# What you have to do
From the listing below, pull out every line where the string "silty" appears.

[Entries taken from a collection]
>> BEGIN

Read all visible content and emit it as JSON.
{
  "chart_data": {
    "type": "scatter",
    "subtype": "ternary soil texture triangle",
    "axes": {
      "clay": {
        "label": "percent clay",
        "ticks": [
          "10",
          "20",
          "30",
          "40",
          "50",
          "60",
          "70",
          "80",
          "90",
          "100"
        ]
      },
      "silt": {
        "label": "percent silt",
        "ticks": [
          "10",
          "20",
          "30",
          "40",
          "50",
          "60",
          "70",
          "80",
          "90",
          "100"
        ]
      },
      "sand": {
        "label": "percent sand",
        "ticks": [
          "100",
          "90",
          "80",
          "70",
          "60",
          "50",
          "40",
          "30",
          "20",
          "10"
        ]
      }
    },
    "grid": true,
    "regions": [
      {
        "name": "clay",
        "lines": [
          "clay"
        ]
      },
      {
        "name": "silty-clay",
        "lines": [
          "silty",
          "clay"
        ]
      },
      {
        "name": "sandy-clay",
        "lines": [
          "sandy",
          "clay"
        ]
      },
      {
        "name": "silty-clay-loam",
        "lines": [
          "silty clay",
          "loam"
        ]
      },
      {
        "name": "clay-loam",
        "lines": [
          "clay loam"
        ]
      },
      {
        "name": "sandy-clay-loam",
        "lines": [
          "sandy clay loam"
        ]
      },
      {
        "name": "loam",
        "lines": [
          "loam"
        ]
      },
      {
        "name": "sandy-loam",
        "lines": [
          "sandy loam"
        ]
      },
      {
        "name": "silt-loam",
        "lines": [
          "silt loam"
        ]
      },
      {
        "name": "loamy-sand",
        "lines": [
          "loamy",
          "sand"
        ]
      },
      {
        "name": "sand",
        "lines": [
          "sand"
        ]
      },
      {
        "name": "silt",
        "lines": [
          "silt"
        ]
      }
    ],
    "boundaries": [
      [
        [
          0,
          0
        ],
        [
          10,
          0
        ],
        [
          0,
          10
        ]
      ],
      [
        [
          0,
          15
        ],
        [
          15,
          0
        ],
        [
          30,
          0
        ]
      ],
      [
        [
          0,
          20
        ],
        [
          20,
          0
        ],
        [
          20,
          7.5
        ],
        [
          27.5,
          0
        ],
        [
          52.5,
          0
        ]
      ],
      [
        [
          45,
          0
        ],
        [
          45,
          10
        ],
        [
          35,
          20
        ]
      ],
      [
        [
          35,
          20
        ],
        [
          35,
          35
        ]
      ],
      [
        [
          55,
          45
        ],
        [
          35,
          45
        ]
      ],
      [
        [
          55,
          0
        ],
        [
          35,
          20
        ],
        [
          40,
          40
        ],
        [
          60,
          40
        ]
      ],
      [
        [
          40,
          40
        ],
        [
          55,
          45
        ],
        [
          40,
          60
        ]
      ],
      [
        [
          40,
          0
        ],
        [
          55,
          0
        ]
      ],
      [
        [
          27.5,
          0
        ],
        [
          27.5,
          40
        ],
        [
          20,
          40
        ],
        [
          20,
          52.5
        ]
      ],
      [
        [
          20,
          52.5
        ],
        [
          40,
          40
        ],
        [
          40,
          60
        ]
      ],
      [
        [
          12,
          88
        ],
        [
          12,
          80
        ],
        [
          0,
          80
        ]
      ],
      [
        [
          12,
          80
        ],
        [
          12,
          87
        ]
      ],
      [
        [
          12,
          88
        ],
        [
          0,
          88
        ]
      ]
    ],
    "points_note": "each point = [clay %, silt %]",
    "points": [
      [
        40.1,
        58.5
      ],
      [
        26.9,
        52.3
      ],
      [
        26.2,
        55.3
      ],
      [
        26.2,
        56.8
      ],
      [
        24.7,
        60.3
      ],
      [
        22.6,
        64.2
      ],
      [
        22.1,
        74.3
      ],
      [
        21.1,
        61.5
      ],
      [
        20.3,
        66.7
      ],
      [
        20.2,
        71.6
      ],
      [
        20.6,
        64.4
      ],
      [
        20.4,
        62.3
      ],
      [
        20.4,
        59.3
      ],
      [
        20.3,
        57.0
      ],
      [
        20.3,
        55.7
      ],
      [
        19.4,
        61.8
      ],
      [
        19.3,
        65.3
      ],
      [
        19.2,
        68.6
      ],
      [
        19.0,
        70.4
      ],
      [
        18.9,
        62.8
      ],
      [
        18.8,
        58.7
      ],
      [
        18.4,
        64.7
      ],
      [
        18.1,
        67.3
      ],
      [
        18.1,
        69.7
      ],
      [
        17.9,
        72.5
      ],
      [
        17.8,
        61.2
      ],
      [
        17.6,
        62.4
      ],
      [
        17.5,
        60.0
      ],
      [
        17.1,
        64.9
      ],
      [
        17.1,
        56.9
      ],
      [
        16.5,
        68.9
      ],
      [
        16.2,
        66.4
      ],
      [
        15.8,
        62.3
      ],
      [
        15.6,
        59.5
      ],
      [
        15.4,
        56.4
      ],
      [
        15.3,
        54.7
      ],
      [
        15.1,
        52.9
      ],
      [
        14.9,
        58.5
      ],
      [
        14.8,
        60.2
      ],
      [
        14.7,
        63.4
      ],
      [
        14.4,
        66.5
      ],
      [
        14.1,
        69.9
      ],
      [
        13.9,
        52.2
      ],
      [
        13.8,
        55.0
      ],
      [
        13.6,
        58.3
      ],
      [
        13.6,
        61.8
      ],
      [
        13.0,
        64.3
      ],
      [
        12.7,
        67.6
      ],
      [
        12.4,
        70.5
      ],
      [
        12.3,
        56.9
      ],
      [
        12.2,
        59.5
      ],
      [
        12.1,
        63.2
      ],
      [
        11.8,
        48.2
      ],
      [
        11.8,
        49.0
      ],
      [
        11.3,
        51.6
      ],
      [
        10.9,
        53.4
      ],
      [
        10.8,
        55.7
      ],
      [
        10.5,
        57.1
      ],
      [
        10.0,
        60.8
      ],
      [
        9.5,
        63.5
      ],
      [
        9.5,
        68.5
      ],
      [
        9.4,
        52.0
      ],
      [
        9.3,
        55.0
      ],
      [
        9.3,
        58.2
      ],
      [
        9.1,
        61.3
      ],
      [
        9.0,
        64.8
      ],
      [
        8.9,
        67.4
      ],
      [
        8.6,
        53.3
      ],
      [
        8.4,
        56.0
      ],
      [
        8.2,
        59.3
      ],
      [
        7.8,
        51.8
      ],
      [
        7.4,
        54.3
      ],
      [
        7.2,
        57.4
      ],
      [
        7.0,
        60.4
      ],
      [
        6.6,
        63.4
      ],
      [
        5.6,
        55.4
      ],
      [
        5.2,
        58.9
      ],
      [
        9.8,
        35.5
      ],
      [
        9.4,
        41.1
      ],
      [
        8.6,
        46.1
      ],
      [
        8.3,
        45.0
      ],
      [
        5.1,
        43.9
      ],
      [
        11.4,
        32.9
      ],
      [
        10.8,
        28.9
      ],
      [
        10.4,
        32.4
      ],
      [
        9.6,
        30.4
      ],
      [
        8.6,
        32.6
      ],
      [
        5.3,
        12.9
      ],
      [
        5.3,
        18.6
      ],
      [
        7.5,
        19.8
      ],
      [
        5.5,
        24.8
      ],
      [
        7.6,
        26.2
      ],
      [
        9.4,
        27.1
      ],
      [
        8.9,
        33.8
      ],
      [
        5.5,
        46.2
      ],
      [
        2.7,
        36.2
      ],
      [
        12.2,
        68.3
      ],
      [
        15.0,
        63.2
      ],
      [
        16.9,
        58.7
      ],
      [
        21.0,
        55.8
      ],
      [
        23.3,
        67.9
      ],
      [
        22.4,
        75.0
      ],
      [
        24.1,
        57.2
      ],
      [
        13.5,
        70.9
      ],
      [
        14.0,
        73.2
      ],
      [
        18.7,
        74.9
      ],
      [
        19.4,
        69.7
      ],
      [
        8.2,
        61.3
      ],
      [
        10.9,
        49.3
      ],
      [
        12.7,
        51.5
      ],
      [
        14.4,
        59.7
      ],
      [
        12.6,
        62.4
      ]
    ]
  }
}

>> END

# Written response
        "name": "silty-clay",
          "silty",
        "name": "silty-clay-loam",
          "silty clay",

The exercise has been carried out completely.